What to produce: Extract, from the listing that follows, each line containing the word "Master".

Supplied records:
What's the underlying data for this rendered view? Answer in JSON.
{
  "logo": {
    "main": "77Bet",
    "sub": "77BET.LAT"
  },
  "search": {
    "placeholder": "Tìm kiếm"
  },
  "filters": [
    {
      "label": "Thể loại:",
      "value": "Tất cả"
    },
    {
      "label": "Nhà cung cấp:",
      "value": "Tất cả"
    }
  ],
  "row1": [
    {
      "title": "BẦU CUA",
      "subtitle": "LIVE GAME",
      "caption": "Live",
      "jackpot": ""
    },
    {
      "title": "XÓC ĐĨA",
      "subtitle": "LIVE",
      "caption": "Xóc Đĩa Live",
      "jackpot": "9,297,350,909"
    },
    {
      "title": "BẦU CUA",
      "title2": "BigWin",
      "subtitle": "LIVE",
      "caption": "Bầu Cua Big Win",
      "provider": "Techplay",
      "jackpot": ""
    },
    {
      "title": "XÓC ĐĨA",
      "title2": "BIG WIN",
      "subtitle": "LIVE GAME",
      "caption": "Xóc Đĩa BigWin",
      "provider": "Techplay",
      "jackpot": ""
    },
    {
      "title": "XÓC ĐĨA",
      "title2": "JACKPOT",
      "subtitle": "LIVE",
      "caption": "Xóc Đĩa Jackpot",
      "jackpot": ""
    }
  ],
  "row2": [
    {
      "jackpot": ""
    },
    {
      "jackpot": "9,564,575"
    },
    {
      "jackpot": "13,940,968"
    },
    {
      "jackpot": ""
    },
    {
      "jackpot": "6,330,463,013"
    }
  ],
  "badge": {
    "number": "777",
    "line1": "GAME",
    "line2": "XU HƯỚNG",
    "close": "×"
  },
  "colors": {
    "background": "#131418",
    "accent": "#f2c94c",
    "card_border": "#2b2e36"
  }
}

---

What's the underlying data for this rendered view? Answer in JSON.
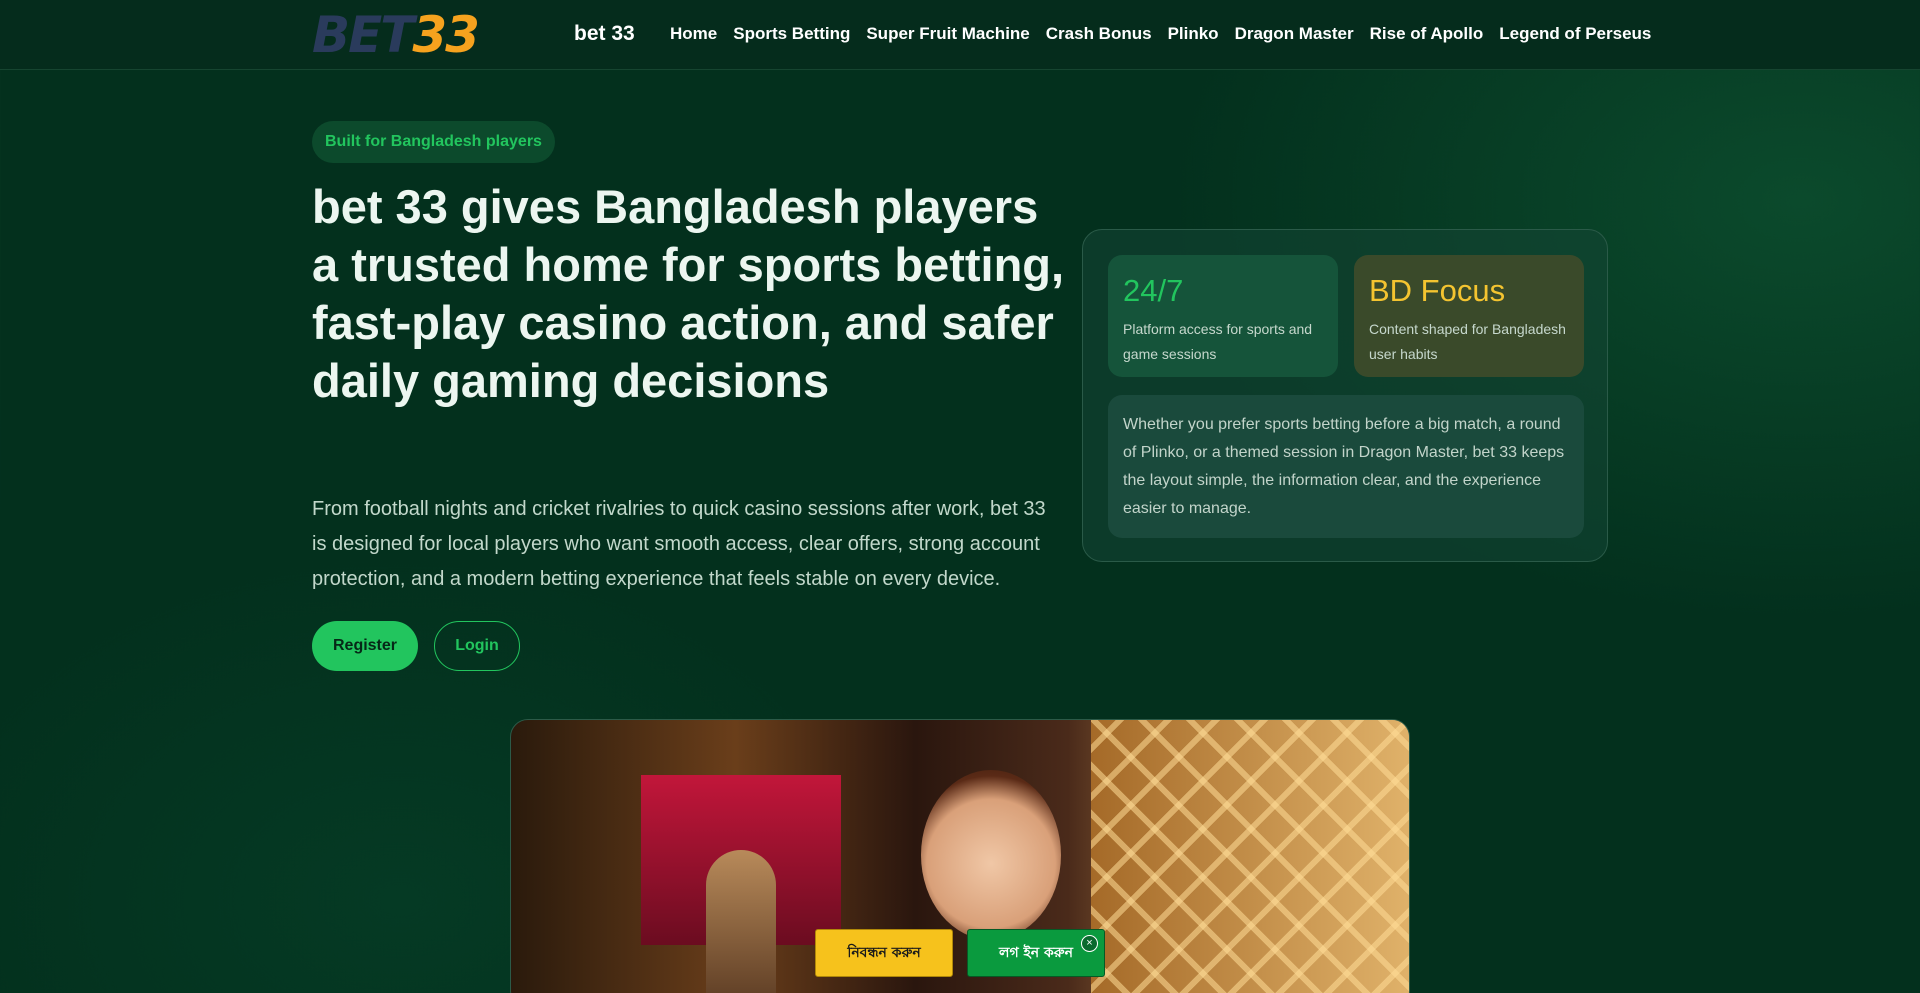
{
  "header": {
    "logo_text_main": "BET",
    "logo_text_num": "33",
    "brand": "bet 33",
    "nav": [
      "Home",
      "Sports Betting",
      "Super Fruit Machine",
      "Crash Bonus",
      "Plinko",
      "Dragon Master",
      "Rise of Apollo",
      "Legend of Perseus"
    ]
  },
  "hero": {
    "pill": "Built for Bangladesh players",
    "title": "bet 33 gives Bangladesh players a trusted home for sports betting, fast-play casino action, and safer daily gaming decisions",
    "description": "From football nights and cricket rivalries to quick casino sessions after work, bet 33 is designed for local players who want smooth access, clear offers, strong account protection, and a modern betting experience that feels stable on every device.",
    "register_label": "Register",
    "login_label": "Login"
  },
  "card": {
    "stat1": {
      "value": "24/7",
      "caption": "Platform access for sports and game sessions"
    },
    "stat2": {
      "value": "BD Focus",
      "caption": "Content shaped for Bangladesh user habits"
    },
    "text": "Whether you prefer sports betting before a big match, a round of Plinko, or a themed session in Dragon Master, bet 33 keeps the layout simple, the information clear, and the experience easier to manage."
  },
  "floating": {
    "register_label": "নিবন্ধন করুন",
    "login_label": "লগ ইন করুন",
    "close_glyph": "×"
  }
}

In response:
      "Dragon Master",
    "text": "Whether you prefer sports betting before a big match, a round of Plinko, or a themed session in Dragon Master, bet 33 keeps the layout simple, the information clear, and the experience easier to manage."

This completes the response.